CHALLENGE: Could you repeat the records below exactly, leaving out any pictures?

MATERIAL TO PROCESS:
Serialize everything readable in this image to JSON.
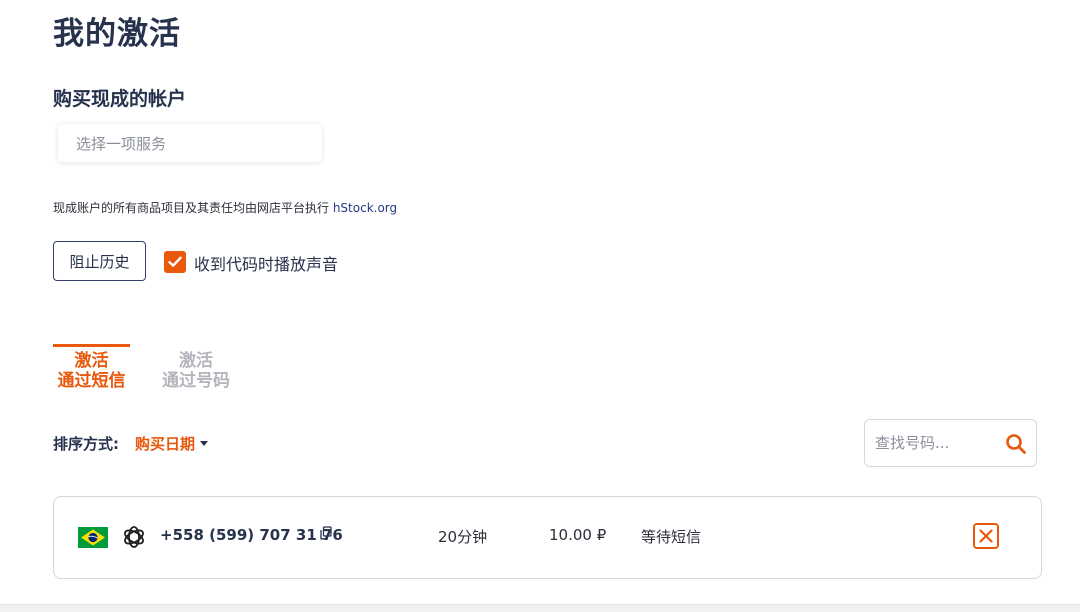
{
  "page": {
    "title": "我的激活"
  },
  "buy_section": {
    "title": "购买现成的帐户",
    "service_placeholder": "选择一项服务",
    "note_text": "现成账户的所有商品项目及其责任均由网店平台执行 ",
    "note_link": "hStock.org"
  },
  "controls": {
    "history_button": "阻止历史",
    "sound_label": "收到代码时播放声音",
    "sound_checked": true
  },
  "tabs": [
    {
      "line1": "激活",
      "line2": "通过短信",
      "active": true
    },
    {
      "line1": "激活",
      "line2": "通过号码",
      "active": false
    }
  ],
  "sort": {
    "label": "排序方式:",
    "value": "购买日期"
  },
  "search": {
    "placeholder": "查找号码..."
  },
  "activations": [
    {
      "country_flag": "brazil-flag-icon",
      "service_icon": "openai-icon",
      "phone": "+558 (599) 707 31 76",
      "duration": "20分钟",
      "price": "10.00 ₽",
      "status": "等待短信"
    }
  ],
  "colors": {
    "accent": "#e8590c",
    "text_dark": "#27324d",
    "link": "#243b84",
    "brazil_green": "#009c3b",
    "brazil_yellow": "#ffdf00",
    "brazil_blue": "#002776"
  }
}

THE RESPONSE:
Serialize everything readable in this image to JSON.
{
  "page": {
    "title": "我的激活"
  },
  "buy_section": {
    "title": "购买现成的帐户",
    "service_placeholder": "选择一项服务",
    "note_text": "现成账户的所有商品项目及其责任均由网店平台执行 ",
    "note_link": "hStock.org"
  },
  "controls": {
    "history_button": "阻止历史",
    "sound_label": "收到代码时播放声音",
    "sound_checked": true
  },
  "tabs": [
    {
      "line1": "激活",
      "line2": "通过短信",
      "active": true
    },
    {
      "line1": "激活",
      "line2": "通过号码",
      "active": false
    }
  ],
  "sort": {
    "label": "排序方式:",
    "value": "购买日期"
  },
  "search": {
    "placeholder": "查找号码..."
  },
  "activations": [
    {
      "country_flag": "brazil-flag-icon",
      "service_icon": "openai-icon",
      "phone": "+558 (599) 707 31 76",
      "duration": "20分钟",
      "price": "10.00 ₽",
      "status": "等待短信"
    }
  ],
  "colors": {
    "accent": "#e8590c",
    "text_dark": "#27324d",
    "link": "#243b84",
    "brazil_green": "#009c3b",
    "brazil_yellow": "#ffdf00",
    "brazil_blue": "#002776"
  }
}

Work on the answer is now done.